Copy each line of the material below that includes the string "Extract".

─── DATA ENTRIES

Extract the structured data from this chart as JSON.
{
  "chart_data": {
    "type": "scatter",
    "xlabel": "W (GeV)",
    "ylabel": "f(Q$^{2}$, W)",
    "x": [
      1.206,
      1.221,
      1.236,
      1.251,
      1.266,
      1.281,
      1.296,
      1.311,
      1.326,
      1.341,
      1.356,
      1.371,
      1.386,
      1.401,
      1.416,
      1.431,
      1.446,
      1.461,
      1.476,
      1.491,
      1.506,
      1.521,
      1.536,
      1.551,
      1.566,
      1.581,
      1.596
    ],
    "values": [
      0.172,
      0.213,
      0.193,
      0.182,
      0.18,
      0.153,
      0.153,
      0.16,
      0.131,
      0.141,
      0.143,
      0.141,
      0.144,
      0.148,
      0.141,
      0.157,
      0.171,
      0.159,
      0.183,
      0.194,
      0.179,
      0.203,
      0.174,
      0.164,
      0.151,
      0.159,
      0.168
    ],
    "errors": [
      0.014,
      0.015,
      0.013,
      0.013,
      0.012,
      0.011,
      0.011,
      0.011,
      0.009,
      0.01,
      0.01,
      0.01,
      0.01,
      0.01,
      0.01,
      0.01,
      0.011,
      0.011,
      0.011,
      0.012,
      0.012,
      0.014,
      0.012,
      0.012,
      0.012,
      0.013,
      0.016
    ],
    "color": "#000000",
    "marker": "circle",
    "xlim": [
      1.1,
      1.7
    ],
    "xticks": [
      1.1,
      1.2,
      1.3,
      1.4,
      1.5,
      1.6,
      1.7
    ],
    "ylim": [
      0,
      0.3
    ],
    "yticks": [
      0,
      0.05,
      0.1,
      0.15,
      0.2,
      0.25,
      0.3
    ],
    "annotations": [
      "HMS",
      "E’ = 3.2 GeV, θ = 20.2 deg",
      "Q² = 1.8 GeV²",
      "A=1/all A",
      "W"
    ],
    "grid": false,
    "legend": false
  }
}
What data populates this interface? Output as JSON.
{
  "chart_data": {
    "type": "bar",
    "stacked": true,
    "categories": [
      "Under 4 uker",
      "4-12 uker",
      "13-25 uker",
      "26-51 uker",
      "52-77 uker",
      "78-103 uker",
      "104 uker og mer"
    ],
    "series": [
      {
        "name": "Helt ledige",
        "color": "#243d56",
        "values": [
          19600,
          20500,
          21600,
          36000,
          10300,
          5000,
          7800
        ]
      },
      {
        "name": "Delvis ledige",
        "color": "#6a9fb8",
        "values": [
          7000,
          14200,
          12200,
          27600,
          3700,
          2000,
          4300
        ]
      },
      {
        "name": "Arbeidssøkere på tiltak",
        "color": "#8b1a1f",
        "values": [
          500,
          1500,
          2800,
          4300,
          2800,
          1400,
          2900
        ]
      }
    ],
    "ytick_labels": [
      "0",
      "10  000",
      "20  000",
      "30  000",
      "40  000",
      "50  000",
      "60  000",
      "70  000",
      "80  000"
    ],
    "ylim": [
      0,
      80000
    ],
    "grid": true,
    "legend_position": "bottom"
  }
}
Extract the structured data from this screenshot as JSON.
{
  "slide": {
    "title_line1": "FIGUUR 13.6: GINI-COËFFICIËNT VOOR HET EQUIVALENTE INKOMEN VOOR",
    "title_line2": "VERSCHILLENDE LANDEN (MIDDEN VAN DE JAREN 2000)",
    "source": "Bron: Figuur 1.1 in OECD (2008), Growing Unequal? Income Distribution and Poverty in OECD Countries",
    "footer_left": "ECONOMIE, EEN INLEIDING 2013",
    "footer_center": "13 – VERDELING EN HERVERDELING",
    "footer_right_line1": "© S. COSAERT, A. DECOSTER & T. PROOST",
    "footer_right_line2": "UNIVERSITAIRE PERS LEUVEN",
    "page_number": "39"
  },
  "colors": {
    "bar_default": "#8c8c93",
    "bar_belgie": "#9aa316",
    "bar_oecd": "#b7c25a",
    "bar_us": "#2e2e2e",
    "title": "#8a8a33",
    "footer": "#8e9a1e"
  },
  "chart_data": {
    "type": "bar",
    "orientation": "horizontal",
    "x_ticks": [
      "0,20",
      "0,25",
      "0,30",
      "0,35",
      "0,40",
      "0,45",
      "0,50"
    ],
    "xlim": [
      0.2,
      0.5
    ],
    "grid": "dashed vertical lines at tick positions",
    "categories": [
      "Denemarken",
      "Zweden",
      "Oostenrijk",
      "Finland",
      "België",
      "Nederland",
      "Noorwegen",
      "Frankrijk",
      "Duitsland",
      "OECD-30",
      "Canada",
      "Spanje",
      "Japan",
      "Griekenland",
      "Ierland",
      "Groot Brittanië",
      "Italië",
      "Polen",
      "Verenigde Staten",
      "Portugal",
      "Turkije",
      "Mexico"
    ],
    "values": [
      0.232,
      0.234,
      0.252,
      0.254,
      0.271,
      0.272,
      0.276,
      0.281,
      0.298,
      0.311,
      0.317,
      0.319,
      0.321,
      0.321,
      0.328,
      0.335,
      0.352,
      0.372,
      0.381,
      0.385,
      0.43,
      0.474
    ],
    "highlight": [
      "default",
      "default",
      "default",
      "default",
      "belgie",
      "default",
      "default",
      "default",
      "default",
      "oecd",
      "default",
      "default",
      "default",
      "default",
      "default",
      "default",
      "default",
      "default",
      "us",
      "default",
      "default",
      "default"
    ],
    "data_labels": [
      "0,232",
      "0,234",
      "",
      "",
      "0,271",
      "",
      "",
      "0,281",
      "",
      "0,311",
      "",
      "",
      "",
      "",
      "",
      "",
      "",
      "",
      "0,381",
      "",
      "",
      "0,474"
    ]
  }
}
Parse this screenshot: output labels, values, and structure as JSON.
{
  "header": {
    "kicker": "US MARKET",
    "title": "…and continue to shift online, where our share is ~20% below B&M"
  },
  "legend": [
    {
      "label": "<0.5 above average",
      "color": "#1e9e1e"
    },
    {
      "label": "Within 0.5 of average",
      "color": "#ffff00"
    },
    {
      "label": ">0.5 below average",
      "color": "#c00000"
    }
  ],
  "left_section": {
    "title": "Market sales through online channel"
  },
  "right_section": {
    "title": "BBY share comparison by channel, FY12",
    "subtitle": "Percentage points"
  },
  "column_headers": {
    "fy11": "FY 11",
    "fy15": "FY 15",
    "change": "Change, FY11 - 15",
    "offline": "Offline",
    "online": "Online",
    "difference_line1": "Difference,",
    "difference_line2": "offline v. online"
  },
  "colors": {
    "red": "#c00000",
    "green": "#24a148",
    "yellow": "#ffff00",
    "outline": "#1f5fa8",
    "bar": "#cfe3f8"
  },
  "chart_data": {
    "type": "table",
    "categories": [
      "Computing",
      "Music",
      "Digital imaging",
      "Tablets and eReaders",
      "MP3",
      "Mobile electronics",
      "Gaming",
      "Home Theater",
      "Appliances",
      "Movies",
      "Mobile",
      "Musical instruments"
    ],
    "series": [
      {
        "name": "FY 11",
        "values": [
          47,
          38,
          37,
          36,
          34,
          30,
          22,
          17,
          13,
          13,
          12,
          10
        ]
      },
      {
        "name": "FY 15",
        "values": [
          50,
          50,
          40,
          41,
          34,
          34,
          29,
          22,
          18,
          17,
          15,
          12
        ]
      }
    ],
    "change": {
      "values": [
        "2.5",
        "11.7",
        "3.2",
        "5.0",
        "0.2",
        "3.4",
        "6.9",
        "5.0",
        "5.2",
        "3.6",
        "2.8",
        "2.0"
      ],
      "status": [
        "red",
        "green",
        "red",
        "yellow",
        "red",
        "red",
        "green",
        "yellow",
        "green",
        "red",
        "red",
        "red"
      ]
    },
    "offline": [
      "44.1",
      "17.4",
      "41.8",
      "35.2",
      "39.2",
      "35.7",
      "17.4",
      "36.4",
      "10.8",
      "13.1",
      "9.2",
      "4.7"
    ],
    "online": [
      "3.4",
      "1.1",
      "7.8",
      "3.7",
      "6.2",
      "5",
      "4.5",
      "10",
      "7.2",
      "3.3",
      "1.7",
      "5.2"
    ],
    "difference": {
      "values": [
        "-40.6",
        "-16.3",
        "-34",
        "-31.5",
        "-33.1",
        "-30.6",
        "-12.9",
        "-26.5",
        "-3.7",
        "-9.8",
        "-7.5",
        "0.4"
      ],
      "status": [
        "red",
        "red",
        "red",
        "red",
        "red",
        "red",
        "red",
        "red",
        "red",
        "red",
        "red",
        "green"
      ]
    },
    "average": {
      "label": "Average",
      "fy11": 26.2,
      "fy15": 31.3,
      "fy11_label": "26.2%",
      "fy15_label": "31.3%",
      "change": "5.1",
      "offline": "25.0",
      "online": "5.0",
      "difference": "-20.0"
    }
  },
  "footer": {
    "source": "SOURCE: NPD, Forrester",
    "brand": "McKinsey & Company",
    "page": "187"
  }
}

──────

*THE OUTPUT:*
Extract the structured data from this chart as JSON.
Extract the structured data from this screenshot as JSON.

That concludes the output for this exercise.